Stored records:
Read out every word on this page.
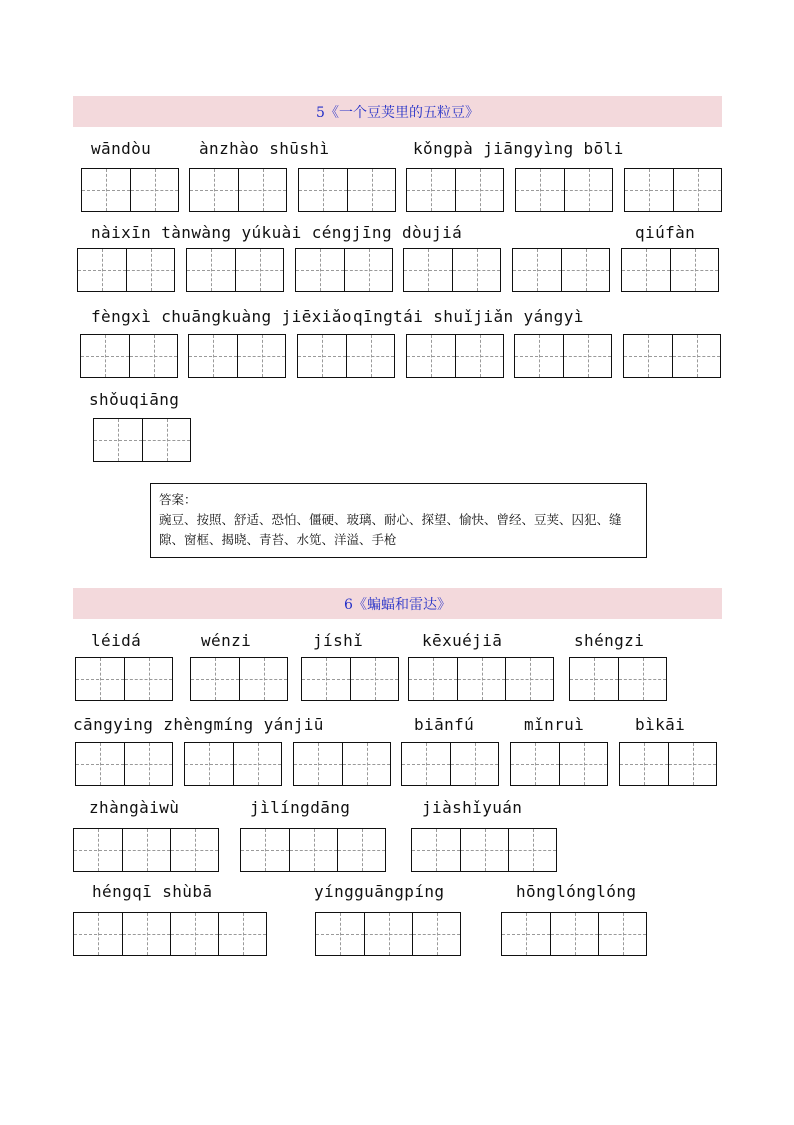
5《一个豆荚里的五粒豆》
wāndòu	ànzhào shūshì	kǒngpà jiāngyìng bōli
nàixīn tànwàng yúkuài céngjīng dòujiá	qiúfàn
fèngxì chuāngkuàng jiēxiǎo qīngtái shuǐjiǎn yángyì
shǒuqiāng
答案：
豌豆、按照、舒适、恐怕、僵硬、玻璃、耐心、探望、愉快、曾经、豆荚、囚犯、缝隙、窗框、揭晓、青苔、水笕、洋溢、手枪
6《蝙蝠和雷达》
léidá	wénzi	jíshǐ	kēxuéjiā	shéngzi
cāngying zhèngmíng yánjiū	biānfú	mǐnruì	bìkāi
zhàngàiwù	jìlíngdāng	jiàshǐyuán
héngqī shùbā	yíngguāngpíng	hōnglónglóng
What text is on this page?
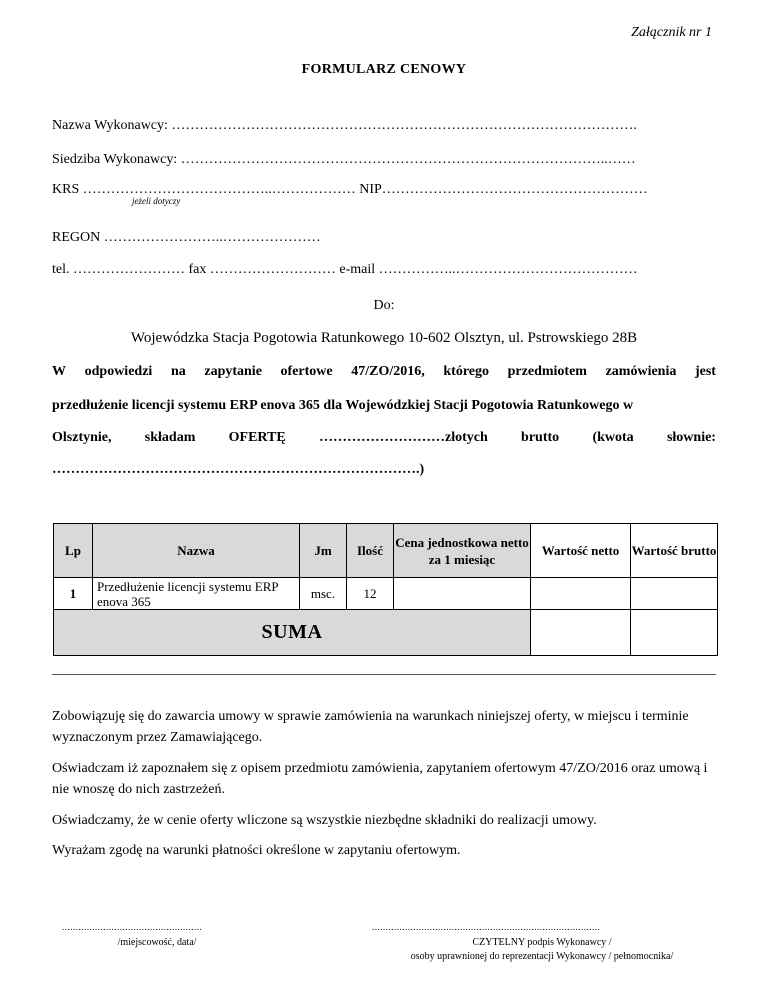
Załącznik nr 1
FORMULARZ CENOWY
Nazwa Wykonawcy: ……………………………………………………………………………………….
Siedziba Wykonawcy: ………………………………………………………………………………..……
KRS …………………………………..……………… NIP…………………………………………………
jeżeli dotyczy
REGON ……………………..…………………
tel. …………………… fax ……………………… e-mail ……………..…………………………………
Do:
Wojewódzka Stacja Pogotowia Ratunkowego 10-602 Olsztyn, ul. Pstrowskiego 28B
W odpowiedzi na zapytanie ofertowe 47/ZO/2016, którego przedmiotem zamówienia jest
przedłużenie licencji systemu ERP enova 365 dla Wojewódzkiej Stacji Pogotowia Ratunkowego w
Olsztynie, składam OFERTĘ ………………………złotych brutto (kwota słownie:
…………………………………………………………………….)
Lp	Nazwa	Jm	Ilość	Cena jednostkowa netto za 1 miesiąc	Wartość netto	Wartość brutto
1	Przedłużenie licencji systemu ERP enova 365	msc.	12			
SUMA						
Zobowiązuję się do zawarcia umowy w sprawie zamówienia na warunkach niniejszej oferty, w miejscu i terminie wyznaczonym przez Zamawiającego.
Oświadczam iż zapoznałem się z opisem przedmiotu zamówienia, zapytaniem ofertowym 47/ZO/2016 oraz umową i nie wnoszę do nich zastrzeżeń.
Oświadczamy, że w cenie oferty wliczone są wszystkie niezbędne składniki do realizacji umowy.
Wyrażam zgodę na warunki płatności określone w zapytaniu ofertowym.
...................................................
/miejscowość, data/
...................................................................................
CZYTELNY podpis Wykonawcy /
osoby uprawnionej do reprezentacji Wykonawcy / pełnomocnika/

### [YOUR INSTRUCTIONS]
Copy every line that contains the string "licencji".

### [EXPECTED OUTPUT]
przedłużenie licencji systemu ERP enova 365 dla Wojewódzkiej Stacji Pogotowia Ratunkowego w
1	Przedłużenie licencji systemu ERP enova 365	msc.	12			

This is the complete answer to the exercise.